**** PASSAGE FOURNI ****

6. Ce qu'il faut voir, pour le moment, c'est si c'étaient des anges qui produisaient alors ces espèces de corps apparaissant aux yeux des hommes, ces voix retentissant à leurs oreilles, pendant que la créature sensible soumise à la volonté du Créateur se transformait selon qu'il en était besoin, comme il est écrit au livre de la Sagesse : « Car la créature vous étant soumise comme à son Créateur, redouble ses forts pour tourmenter les méchants, et s'adoucit pour contribuer au bien de ceux qui mettent leur confiance en vous. C'est pourquoi en se transformant alors en toutes sortes de goûts, elle obéissait à votre grâce qui est nourrice de tous, et s'accommodait ainsi à la volonté de ceux qui soupirent après vous. » (Sag., XVI, 24, 25.) En effet, c'est par le moyen de la créature spirituelle que la puissance de la volonté de Dieu est parvenue à produire les effets visibles et sensibles des créatures corporelles. Car où la sagesse du Dieu tout‑puissant n'opère‑t‑elle point ce qu'elle vent, quand elle atteint d'un bout du monde à l'autre avec force et dispose tout avec douceur? (Sag., VIII, 1.)
CHAPITRE II.

**** DONNÉES PRÉSENTÉES ****

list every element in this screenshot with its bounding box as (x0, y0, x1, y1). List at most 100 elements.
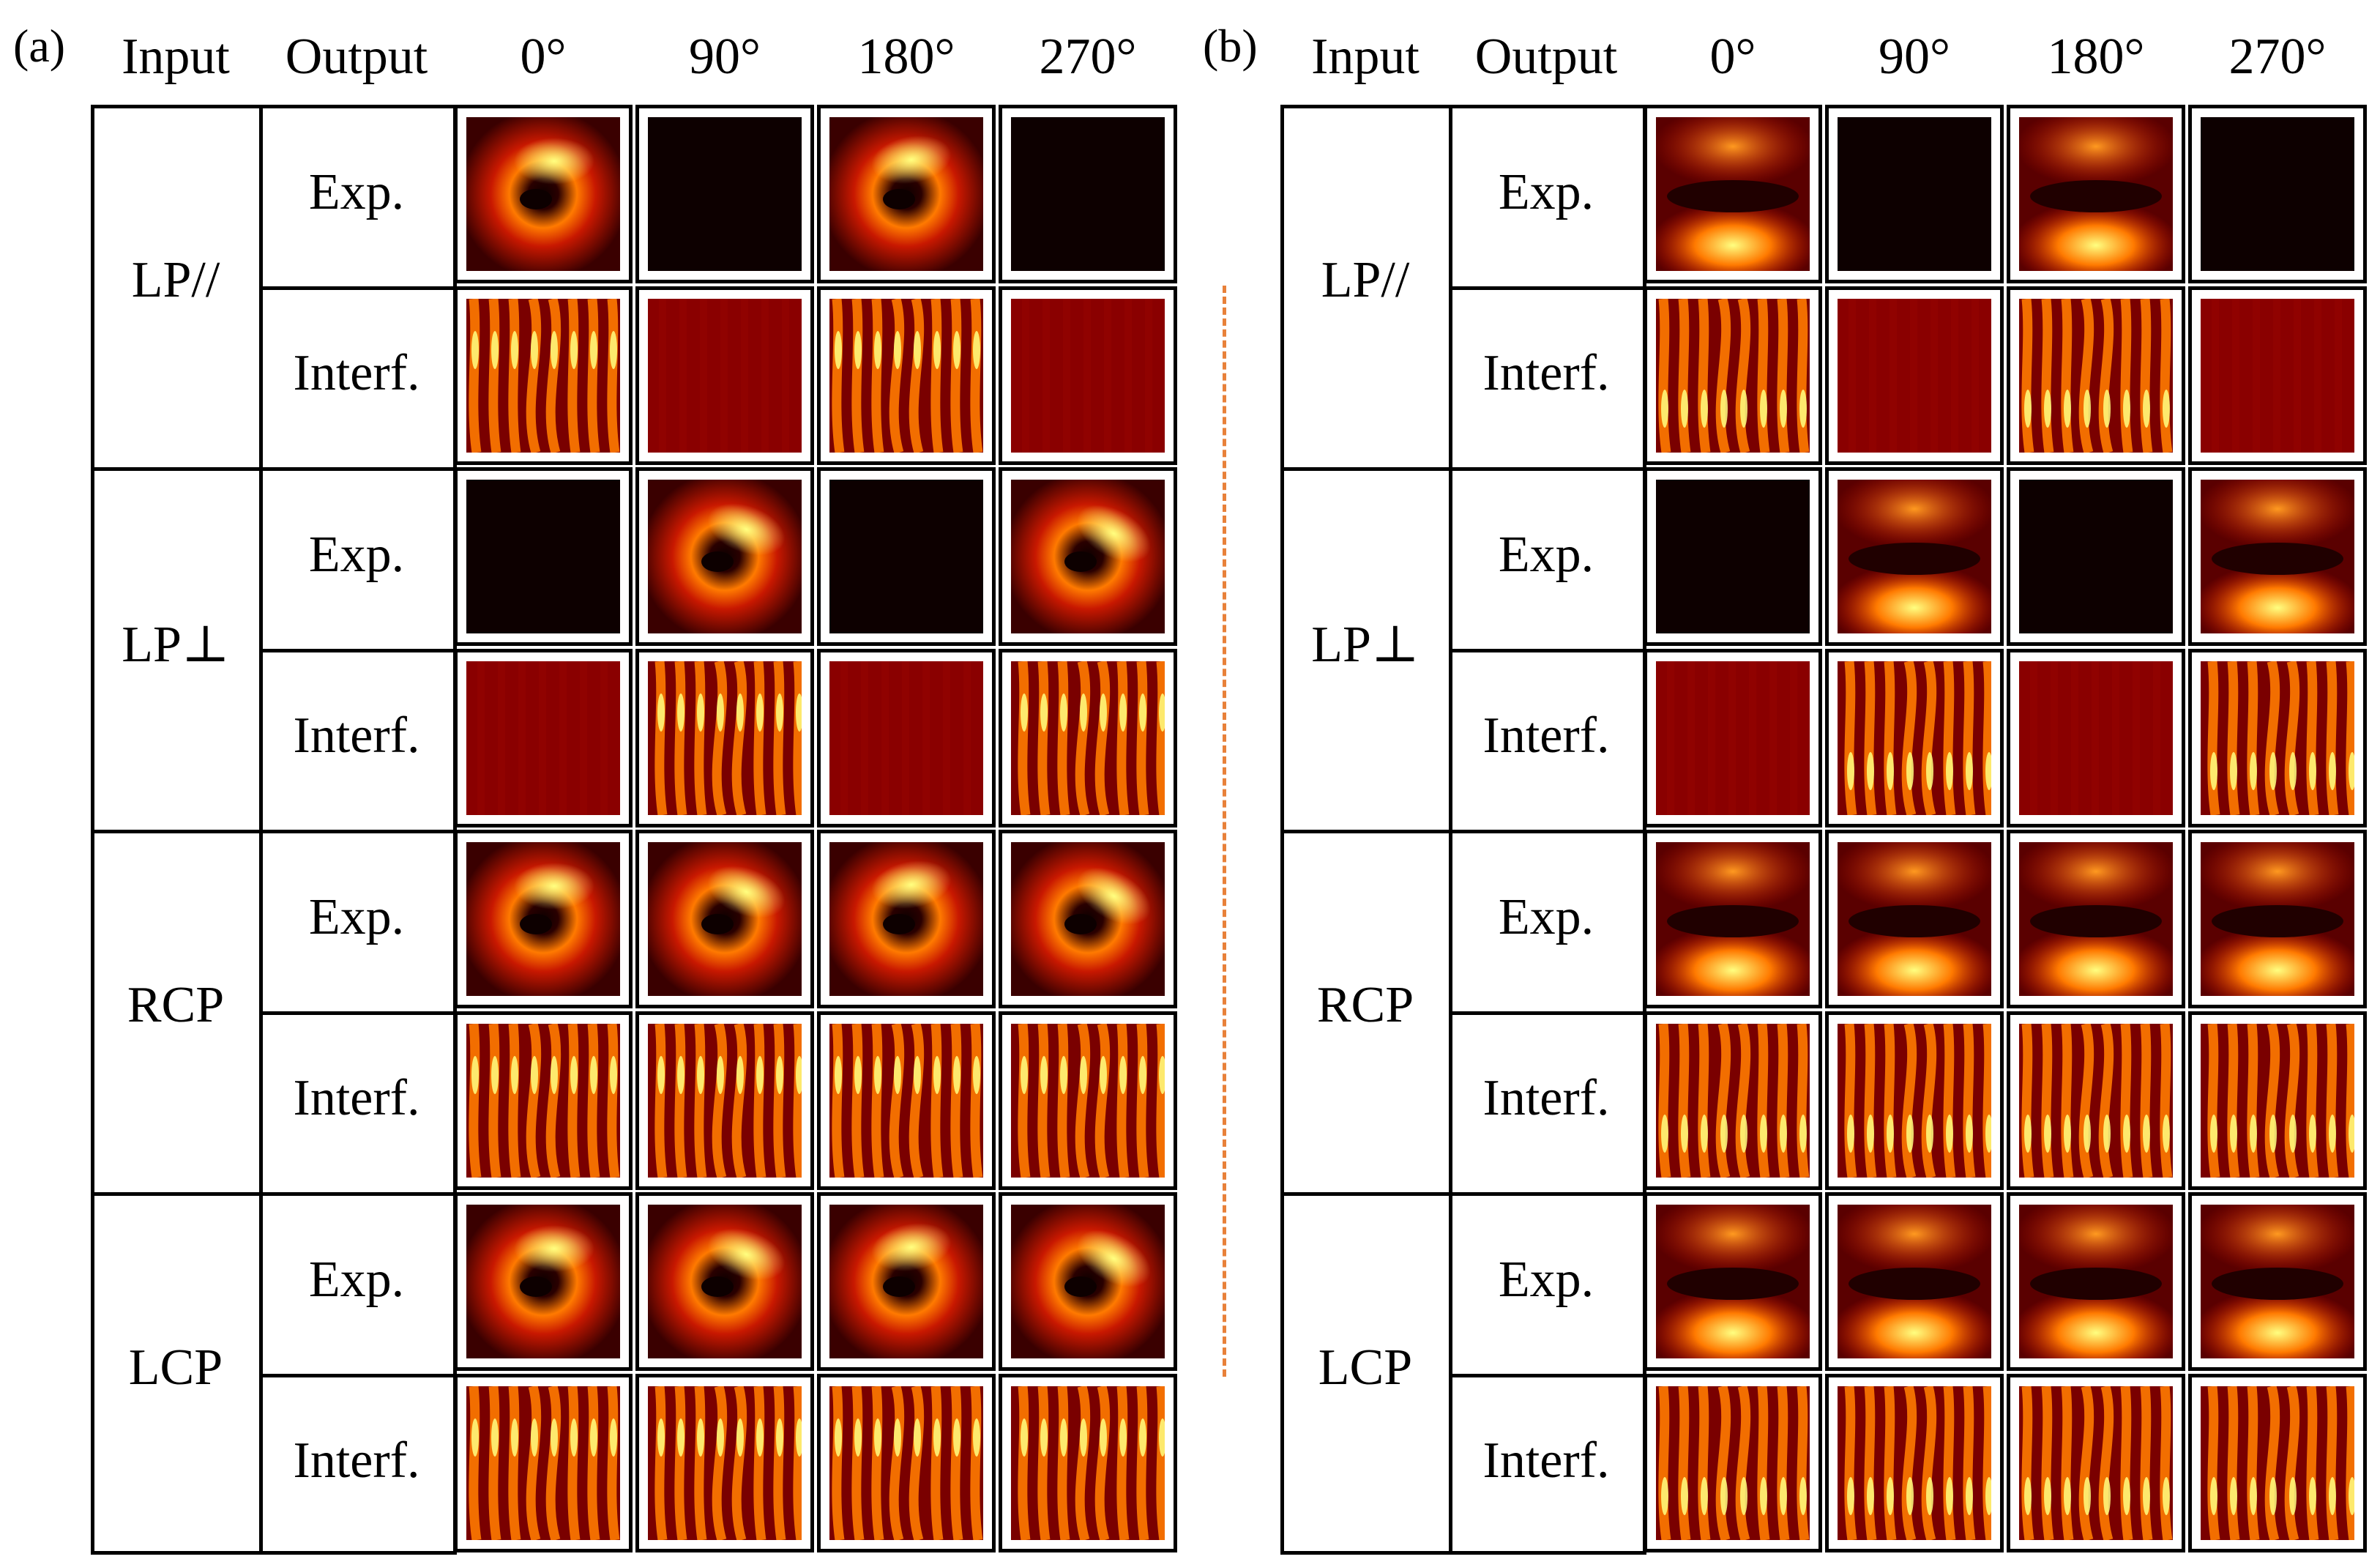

****

D'après le passage fourni, par quel moyen la puissance de la volonté de Dieu est-elle parvenue à produire les effets visibles et sensibles des créatures corporelles ?

**SOLUTION**
Par le moyen de la créature spirituelle.